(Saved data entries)
-- start --
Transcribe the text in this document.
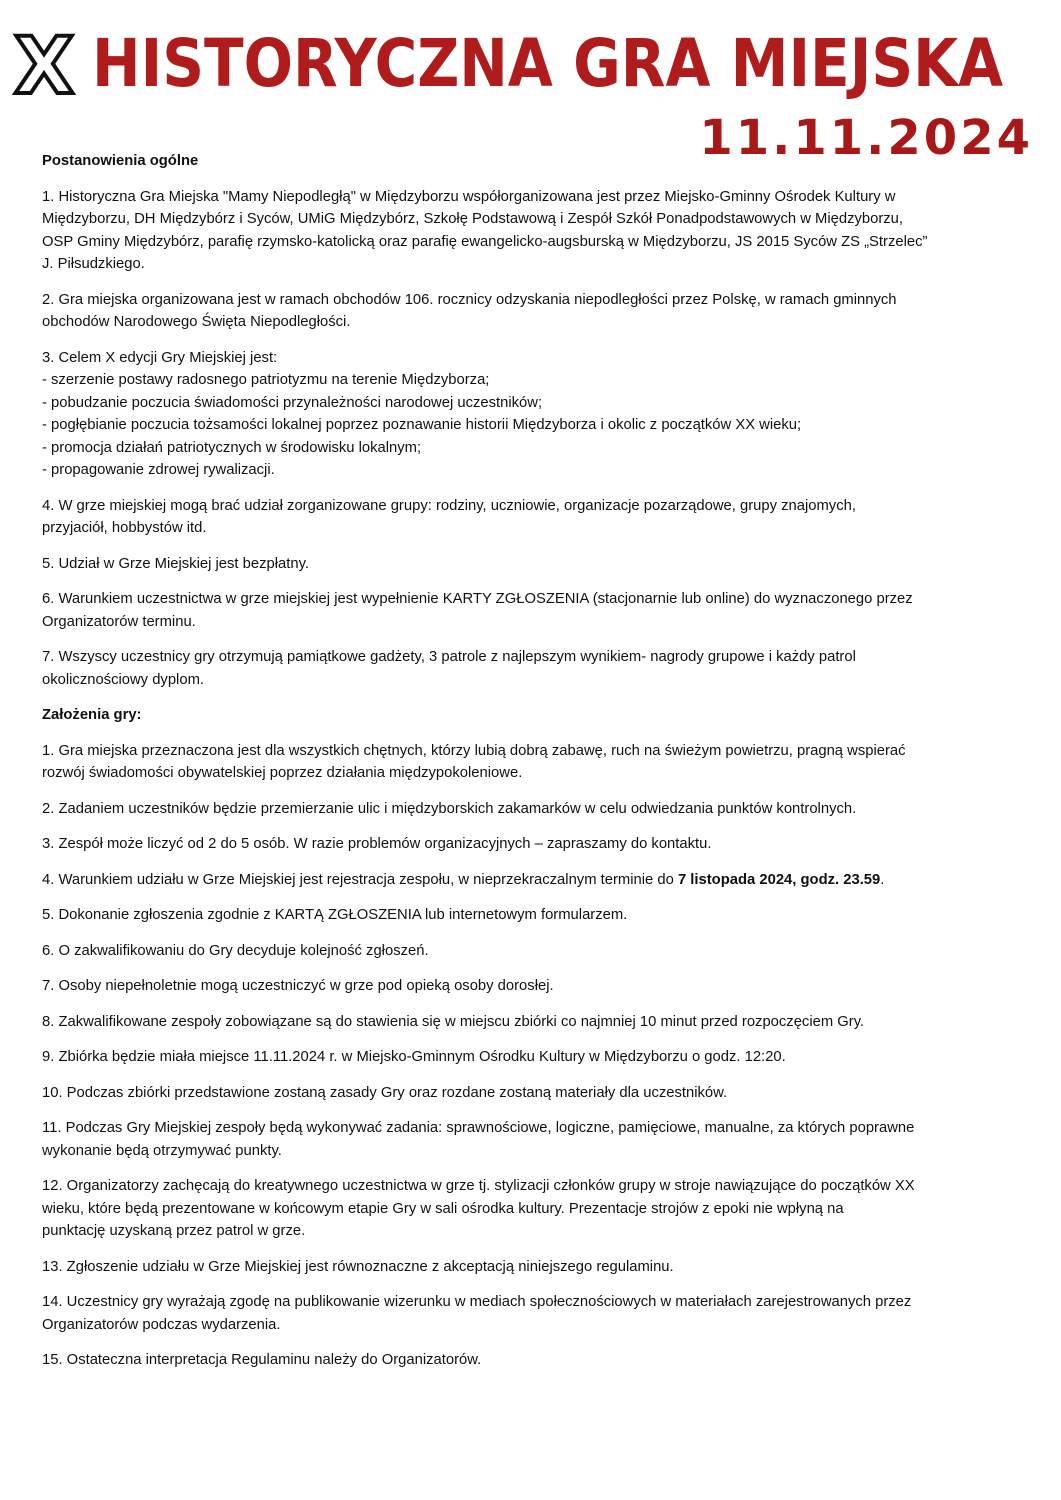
X HISTORYCZNA GRA MIEJSKA
11.11.2024
Postanowienia ogólne
1. Historyczna Gra Miejska "Mamy Niepodległą" w Międzyborzu współorganizowana jest przez Miejsko-Gminny Ośrodek Kultury w
Międzyborzu, DH Międzybórz i Syców, UMiG Międzybórz, Szkołę Podstawową i Zespół Szkół Ponadpodstawowych w Międzyborzu,
OSP Gminy Międzybórz, parafię rzymsko-katolicką oraz parafię ewangelicko-augsburską w Międzyborzu, JS 2015 Syców ZS „Strzelec”
J. Piłsudzkiego.
2. Gra miejska organizowana jest w ramach obchodów 106. rocznicy odzyskania niepodległości przez Polskę, w ramach gminnych
obchodów Narodowego Święta Niepodległości.
3. Celem X edycji Gry Miejskiej jest:
- szerzenie postawy radosnego patriotyzmu na terenie Międzyborza;
- pobudzanie poczucia świadomości przynależności narodowej uczestników;
- pogłębianie poczucia tożsamości lokalnej poprzez poznawanie historii Międzyborza i okolic z początków XX wieku;
- promocja działań patriotycznych w środowisku lokalnym;
- propagowanie zdrowej rywalizacji.
4. W grze miejskiej mogą brać udział zorganizowane grupy: rodziny, uczniowie, organizacje pozarządowe, grupy znajomych,
przyjaciół, hobbystów itd.
5. Udział w Grze Miejskiej jest bezpłatny.
6. Warunkiem uczestnictwa w grze miejskiej jest wypełnienie KARTY ZGŁOSZENIA (stacjonarnie lub online) do wyznaczonego przez
Organizatorów terminu.
7. Wszyscy uczestnicy gry otrzymują pamiątkowe gadżety, 3 patrole z najlepszym wynikiem- nagrody grupowe i każdy patrol
okolicznościowy dyplom.
Założenia gry:
1. Gra miejska przeznaczona jest dla wszystkich chętnych, którzy lubią dobrą zabawę, ruch na świeżym powietrzu, pragną wspierać
rozwój świadomości obywatelskiej poprzez działania międzypokoleniowe.
2. Zadaniem uczestników będzie przemierzanie ulic i międzyborskich zakamarków w celu odwiedzania punktów kontrolnych.
3. Zespół może liczyć od 2 do 5 osób. W razie problemów organizacyjnych – zapraszamy do kontaktu.
4. Warunkiem udziału w Grze Miejskiej jest rejestracja zespołu, w nieprzekraczalnym terminie do 7 listopada 2024, godz. 23.59.
5. Dokonanie zgłoszenia zgodnie z KARTĄ ZGŁOSZENIA lub internetowym formularzem.
6. O zakwalifikowaniu do Gry decyduje kolejność zgłoszeń.
7. Osoby niepełnoletnie mogą uczestniczyć w grze pod opieką osoby dorosłej.
8. Zakwalifikowane zespoły zobowiązane są do stawienia się w miejscu zbiórki co najmniej 10 minut przed rozpoczęciem Gry.
9. Zbiórka będzie miała miejsce 11.11.2024 r. w Miejsko-Gminnym Ośrodku Kultury w Międzyborzu o godz. 12:20.
10. Podczas zbiórki przedstawione zostaną zasady Gry oraz rozdane zostaną materiały dla uczestników.
11. Podczas Gry Miejskiej zespoły będą wykonywać zadania: sprawnościowe, logiczne, pamięciowe, manualne, za których poprawne
wykonanie będą otrzymywać punkty.
12. Organizatorzy zachęcają do kreatywnego uczestnictwa w grze tj. stylizacji członków grupy w stroje nawiązujące do początków XX
wieku, które będą prezentowane w końcowym etapie Gry w sali ośrodka kultury. Prezentacje strojów z epoki nie wpłyną na
punktację uzyskaną przez patrol w grze.
13. Zgłoszenie udziału w Grze Miejskiej jest równoznaczne z akceptacją niniejszego regulaminu.
14. Uczestnicy gry wyrażają zgodę na publikowanie wizerunku w mediach społecznościowych w materiałach zarejestrowanych przez
Organizatorów podczas wydarzenia.
15. Ostateczna interpretacja Regulaminu należy do Organizatorów.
-- end --
Restate each line of the records exactly; pictures do not belong in the copy.

Transcribe the text in this document.
X HISTORYCZNA GRA MIEJSKA
11.11.2024
Postanowienia ogólne
1. Historyczna Gra Miejska "Mamy Niepodległą" w Międzyborzu współorganizowana jest przez Miejsko-Gminny Ośrodek Kultury w
Międzyborzu, DH Międzybórz i Syców, UMiG Międzybórz, Szkołę Podstawową i Zespół Szkół Ponadpodstawowych w Międzyborzu,
OSP Gminy Międzybórz, parafię rzymsko-katolicką oraz parafię ewangelicko-augsburską w Międzyborzu, JS 2015 Syców ZS „Strzelec”
J. Piłsudzkiego.
2. Gra miejska organizowana jest w ramach obchodów 106. rocznicy odzyskania niepodległości przez Polskę, w ramach gminnych
obchodów Narodowego Święta Niepodległości.
3. Celem X edycji Gry Miejskiej jest:
- szerzenie postawy radosnego patriotyzmu na terenie Międzyborza;
- pobudzanie poczucia świadomości przynależności narodowej uczestników;
- pogłębianie poczucia tożsamości lokalnej poprzez poznawanie historii Międzyborza i okolic z początków XX wieku;
- promocja działań patriotycznych w środowisku lokalnym;
- propagowanie zdrowej rywalizacji.
4. W grze miejskiej mogą brać udział zorganizowane grupy: rodziny, uczniowie, organizacje pozarządowe, grupy znajomych,
przyjaciół, hobbystów itd.
5. Udział w Grze Miejskiej jest bezpłatny.
6. Warunkiem uczestnictwa w grze miejskiej jest wypełnienie KARTY ZGŁOSZENIA (stacjonarnie lub online) do wyznaczonego przez
Organizatorów terminu.
7. Wszyscy uczestnicy gry otrzymują pamiątkowe gadżety, 3 patrole z najlepszym wynikiem- nagrody grupowe i każdy patrol
okolicznościowy dyplom.
Założenia gry:
1. Gra miejska przeznaczona jest dla wszystkich chętnych, którzy lubią dobrą zabawę, ruch na świeżym powietrzu, pragną wspierać
rozwój świadomości obywatelskiej poprzez działania międzypokoleniowe.
2. Zadaniem uczestników będzie przemierzanie ulic i międzyborskich zakamarków w celu odwiedzania punktów kontrolnych.
3. Zespół może liczyć od 2 do 5 osób. W razie problemów organizacyjnych – zapraszamy do kontaktu.
4. Warunkiem udziału w Grze Miejskiej jest rejestracja zespołu, w nieprzekraczalnym terminie do 7 listopada 2024, godz. 23.59.
5. Dokonanie zgłoszenia zgodnie z KARTĄ ZGŁOSZENIA lub internetowym formularzem.
6. O zakwalifikowaniu do Gry decyduje kolejność zgłoszeń.
7. Osoby niepełnoletnie mogą uczestniczyć w grze pod opieką osoby dorosłej.
8. Zakwalifikowane zespoły zobowiązane są do stawienia się w miejscu zbiórki co najmniej 10 minut przed rozpoczęciem Gry.
9. Zbiórka będzie miała miejsce 11.11.2024 r. w Miejsko-Gminnym Ośrodku Kultury w Międzyborzu o godz. 12:20.
10. Podczas zbiórki przedstawione zostaną zasady Gry oraz rozdane zostaną materiały dla uczestników.
11. Podczas Gry Miejskiej zespoły będą wykonywać zadania: sprawnościowe, logiczne, pamięciowe, manualne, za których poprawne
wykonanie będą otrzymywać punkty.
12. Organizatorzy zachęcają do kreatywnego uczestnictwa w grze tj. stylizacji członków grupy w stroje nawiązujące do początków XX
wieku, które będą prezentowane w końcowym etapie Gry w sali ośrodka kultury. Prezentacje strojów z epoki nie wpłyną na
punktację uzyskaną przez patrol w grze.
13. Zgłoszenie udziału w Grze Miejskiej jest równoznaczne z akceptacją niniejszego regulaminu.
14. Uczestnicy gry wyrażają zgodę na publikowanie wizerunku w mediach społecznościowych w materiałach zarejestrowanych przez
Organizatorów podczas wydarzenia.
15. Ostateczna interpretacja Regulaminu należy do Organizatorów.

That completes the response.